Stored data:
— start —
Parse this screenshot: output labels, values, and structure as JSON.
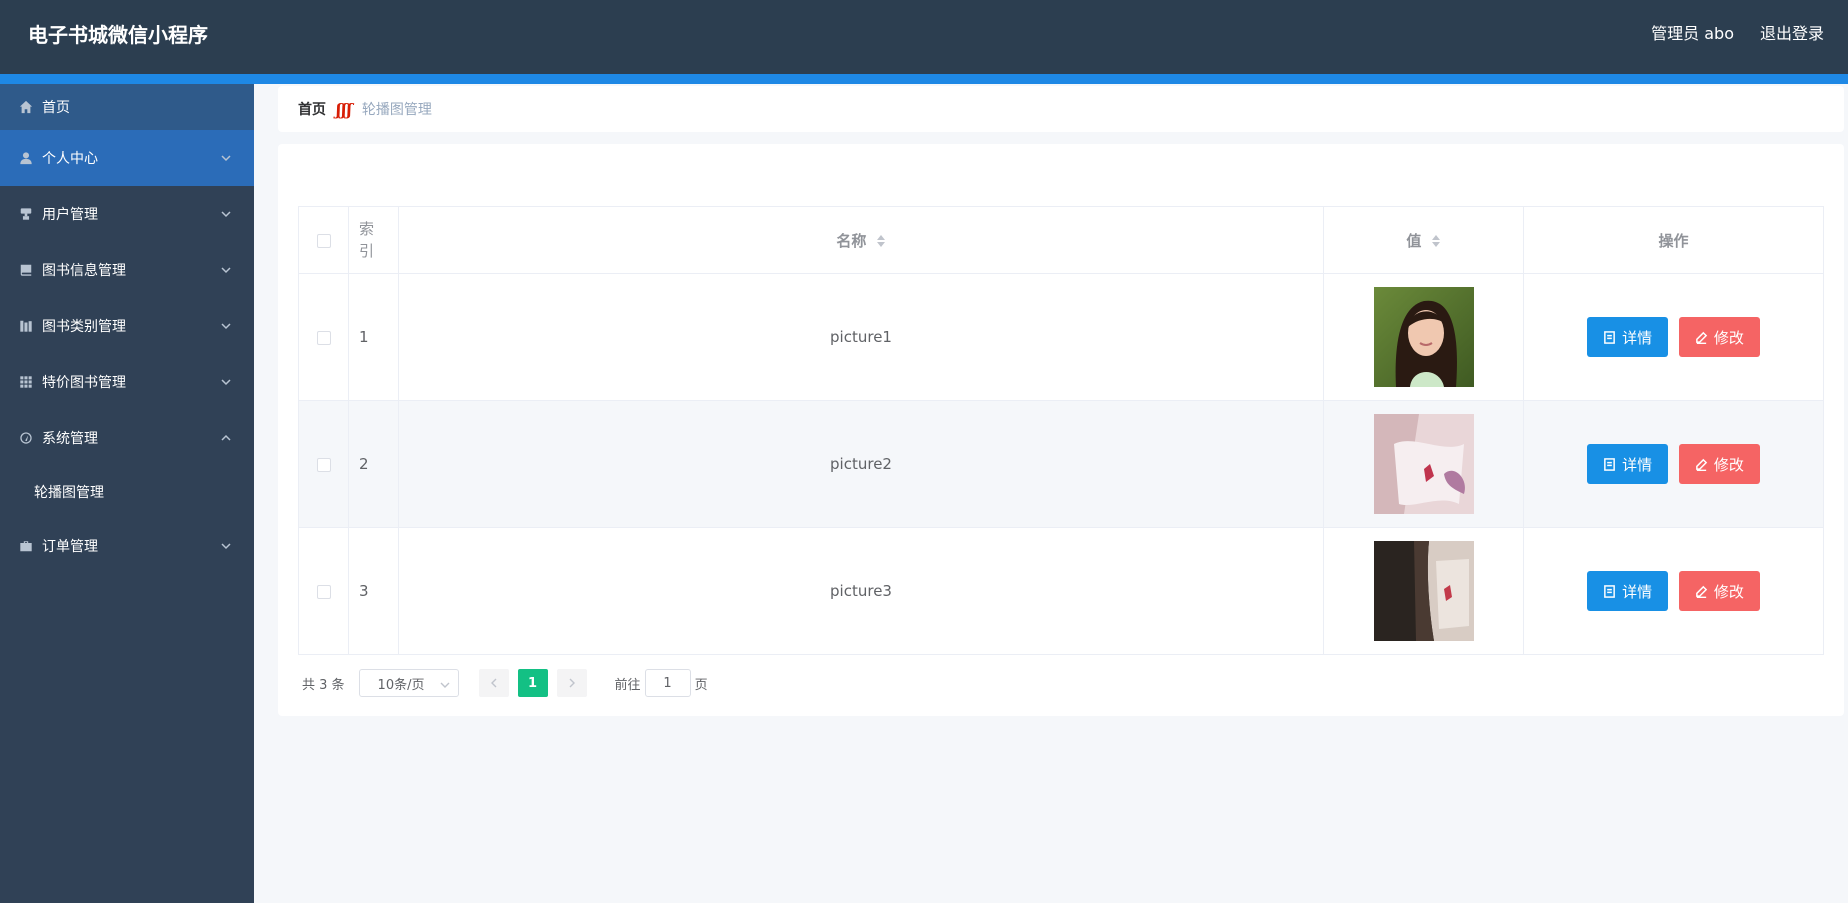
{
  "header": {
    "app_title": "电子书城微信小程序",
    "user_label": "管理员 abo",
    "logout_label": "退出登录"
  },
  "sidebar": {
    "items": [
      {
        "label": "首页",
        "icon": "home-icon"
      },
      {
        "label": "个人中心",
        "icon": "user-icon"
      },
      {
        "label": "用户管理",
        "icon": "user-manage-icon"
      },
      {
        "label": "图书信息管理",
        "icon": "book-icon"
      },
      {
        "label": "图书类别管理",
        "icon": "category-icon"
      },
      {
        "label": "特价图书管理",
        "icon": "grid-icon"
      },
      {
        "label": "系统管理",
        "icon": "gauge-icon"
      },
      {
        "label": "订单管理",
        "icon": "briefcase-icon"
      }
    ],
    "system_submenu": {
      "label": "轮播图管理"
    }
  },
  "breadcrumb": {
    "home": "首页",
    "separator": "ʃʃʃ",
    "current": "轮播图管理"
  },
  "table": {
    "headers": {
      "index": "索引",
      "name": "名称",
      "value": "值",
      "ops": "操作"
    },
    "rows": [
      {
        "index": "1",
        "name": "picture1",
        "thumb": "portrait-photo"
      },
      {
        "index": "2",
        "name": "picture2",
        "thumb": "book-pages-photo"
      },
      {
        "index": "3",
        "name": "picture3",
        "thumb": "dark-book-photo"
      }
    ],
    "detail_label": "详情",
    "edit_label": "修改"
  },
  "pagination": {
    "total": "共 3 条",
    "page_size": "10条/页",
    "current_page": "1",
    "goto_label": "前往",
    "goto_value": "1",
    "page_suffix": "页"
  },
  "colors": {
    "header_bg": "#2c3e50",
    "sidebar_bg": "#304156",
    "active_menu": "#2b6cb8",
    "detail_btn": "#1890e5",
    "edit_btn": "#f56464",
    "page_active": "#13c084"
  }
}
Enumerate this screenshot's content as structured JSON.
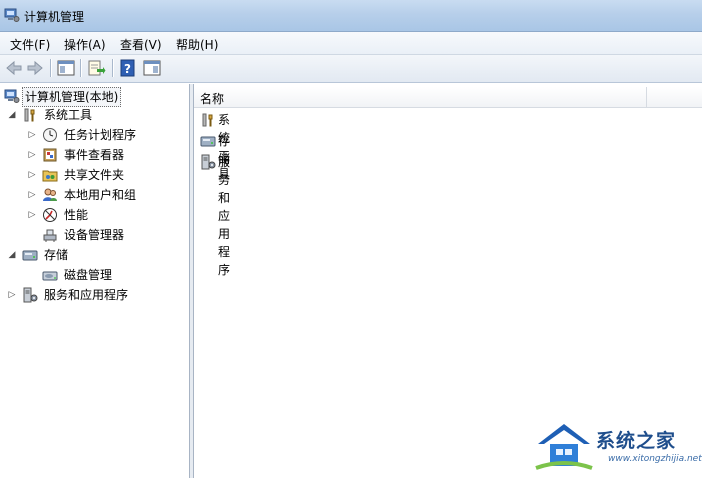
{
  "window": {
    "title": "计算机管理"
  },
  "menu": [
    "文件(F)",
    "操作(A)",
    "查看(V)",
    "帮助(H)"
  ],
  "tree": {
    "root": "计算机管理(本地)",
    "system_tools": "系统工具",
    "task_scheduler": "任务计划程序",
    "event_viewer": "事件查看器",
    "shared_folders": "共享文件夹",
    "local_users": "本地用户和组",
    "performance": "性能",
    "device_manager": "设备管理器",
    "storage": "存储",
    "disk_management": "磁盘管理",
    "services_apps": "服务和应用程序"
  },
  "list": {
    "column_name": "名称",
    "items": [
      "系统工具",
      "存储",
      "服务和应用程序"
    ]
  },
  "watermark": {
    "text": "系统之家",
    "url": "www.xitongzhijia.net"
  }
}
— end —
§ INSTRUCTIONS FOR THE TASK: Leave out the pictures and copy every record above exactly.

§ IN RESPONSE:
Parse this screenshot: output labels, values, and structure as JSON.
{
  "header": {
    "app_title": "电子书城微信小程序",
    "user_label": "管理员 abo",
    "logout_label": "退出登录"
  },
  "sidebar": {
    "items": [
      {
        "label": "首页",
        "icon": "home-icon"
      },
      {
        "label": "个人中心",
        "icon": "user-icon"
      },
      {
        "label": "用户管理",
        "icon": "user-manage-icon"
      },
      {
        "label": "图书信息管理",
        "icon": "book-icon"
      },
      {
        "label": "图书类别管理",
        "icon": "category-icon"
      },
      {
        "label": "特价图书管理",
        "icon": "grid-icon"
      },
      {
        "label": "系统管理",
        "icon": "gauge-icon"
      },
      {
        "label": "订单管理",
        "icon": "briefcase-icon"
      }
    ],
    "system_submenu": {
      "label": "轮播图管理"
    }
  },
  "breadcrumb": {
    "home": "首页",
    "separator": "ʃʃʃ",
    "current": "轮播图管理"
  },
  "table": {
    "headers": {
      "index": "索引",
      "name": "名称",
      "value": "值",
      "ops": "操作"
    },
    "rows": [
      {
        "index": "1",
        "name": "picture1",
        "thumb": "portrait-photo"
      },
      {
        "index": "2",
        "name": "picture2",
        "thumb": "book-pages-photo"
      },
      {
        "index": "3",
        "name": "picture3",
        "thumb": "dark-book-photo"
      }
    ],
    "detail_label": "详情",
    "edit_label": "修改"
  },
  "pagination": {
    "total": "共 3 条",
    "page_size": "10条/页",
    "current_page": "1",
    "goto_label": "前往",
    "goto_value": "1",
    "page_suffix": "页"
  },
  "colors": {
    "header_bg": "#2c3e50",
    "sidebar_bg": "#304156",
    "active_menu": "#2b6cb8",
    "detail_btn": "#1890e5",
    "edit_btn": "#f56464",
    "page_active": "#13c084"
  }
}
Enumerate this screenshot's content as structured JSON.
{
  "window": {
    "title": "计算机管理"
  },
  "menu": [
    "文件(F)",
    "操作(A)",
    "查看(V)",
    "帮助(H)"
  ],
  "tree": {
    "root": "计算机管理(本地)",
    "system_tools": "系统工具",
    "task_scheduler": "任务计划程序",
    "event_viewer": "事件查看器",
    "shared_folders": "共享文件夹",
    "local_users": "本地用户和组",
    "performance": "性能",
    "device_manager": "设备管理器",
    "storage": "存储",
    "disk_management": "磁盘管理",
    "services_apps": "服务和应用程序"
  },
  "list": {
    "column_name": "名称",
    "items": [
      "系统工具",
      "存储",
      "服务和应用程序"
    ]
  },
  "watermark": {
    "text": "系统之家",
    "url": "www.xitongzhijia.net"
  }
}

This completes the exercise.